** start **

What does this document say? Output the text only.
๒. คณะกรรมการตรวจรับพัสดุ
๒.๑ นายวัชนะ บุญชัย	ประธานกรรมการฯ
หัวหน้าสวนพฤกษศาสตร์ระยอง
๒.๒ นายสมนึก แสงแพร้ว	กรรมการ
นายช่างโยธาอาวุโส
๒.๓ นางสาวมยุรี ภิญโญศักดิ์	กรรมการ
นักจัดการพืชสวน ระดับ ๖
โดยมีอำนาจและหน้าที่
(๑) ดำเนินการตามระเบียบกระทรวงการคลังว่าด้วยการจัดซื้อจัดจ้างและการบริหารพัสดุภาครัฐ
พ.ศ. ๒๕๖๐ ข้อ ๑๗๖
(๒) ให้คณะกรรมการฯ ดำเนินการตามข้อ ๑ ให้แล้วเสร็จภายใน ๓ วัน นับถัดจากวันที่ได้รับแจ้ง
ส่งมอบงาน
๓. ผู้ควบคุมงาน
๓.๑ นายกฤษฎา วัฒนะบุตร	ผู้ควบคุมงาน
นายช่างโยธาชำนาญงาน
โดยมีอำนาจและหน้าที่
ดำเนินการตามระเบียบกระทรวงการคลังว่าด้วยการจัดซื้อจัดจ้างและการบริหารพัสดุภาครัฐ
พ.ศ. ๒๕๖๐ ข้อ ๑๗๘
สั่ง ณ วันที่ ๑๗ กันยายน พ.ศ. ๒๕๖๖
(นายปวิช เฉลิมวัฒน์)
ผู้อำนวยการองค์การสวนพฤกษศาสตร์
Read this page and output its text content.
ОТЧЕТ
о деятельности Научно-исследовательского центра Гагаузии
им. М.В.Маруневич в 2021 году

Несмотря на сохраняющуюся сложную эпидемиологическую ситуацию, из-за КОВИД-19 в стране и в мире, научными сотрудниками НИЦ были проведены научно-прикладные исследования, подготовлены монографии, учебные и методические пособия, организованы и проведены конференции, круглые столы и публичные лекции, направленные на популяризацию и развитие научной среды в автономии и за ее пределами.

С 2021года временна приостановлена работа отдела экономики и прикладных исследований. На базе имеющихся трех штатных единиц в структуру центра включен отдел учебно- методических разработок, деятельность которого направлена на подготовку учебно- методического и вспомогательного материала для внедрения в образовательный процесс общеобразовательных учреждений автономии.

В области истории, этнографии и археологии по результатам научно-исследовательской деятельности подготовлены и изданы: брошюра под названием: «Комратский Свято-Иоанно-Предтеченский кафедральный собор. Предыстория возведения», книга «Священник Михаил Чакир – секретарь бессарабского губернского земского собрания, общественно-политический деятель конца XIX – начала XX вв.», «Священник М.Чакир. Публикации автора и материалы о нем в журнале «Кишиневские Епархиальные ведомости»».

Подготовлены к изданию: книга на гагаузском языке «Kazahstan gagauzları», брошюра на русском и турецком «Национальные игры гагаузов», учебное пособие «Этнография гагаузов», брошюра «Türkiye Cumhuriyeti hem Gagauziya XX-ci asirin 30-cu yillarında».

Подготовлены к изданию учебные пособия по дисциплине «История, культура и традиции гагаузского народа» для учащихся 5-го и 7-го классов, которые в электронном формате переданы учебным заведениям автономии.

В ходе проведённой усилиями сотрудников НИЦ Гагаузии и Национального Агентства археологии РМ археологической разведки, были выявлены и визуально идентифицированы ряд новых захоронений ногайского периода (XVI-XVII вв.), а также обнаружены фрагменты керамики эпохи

** end **

▶ _YOUR INSTRUCTIONS_
Find the string "ยบกระทรวงการคล" in the records, then copy each line where it occurs.

▶ _WRITTEN RESPONSE_
(๑) ดำเนินการตามระเบียบกระทรวงการคลังว่าด้วยการจัดซื้อจัดจ้างและการบริหารพัสดุภาครัฐ
ดำเนินการตามระเบียบกระทรวงการคลังว่าด้วยการจัดซื้อจัดจ้างและการบริหารพัสดุภาครัฐ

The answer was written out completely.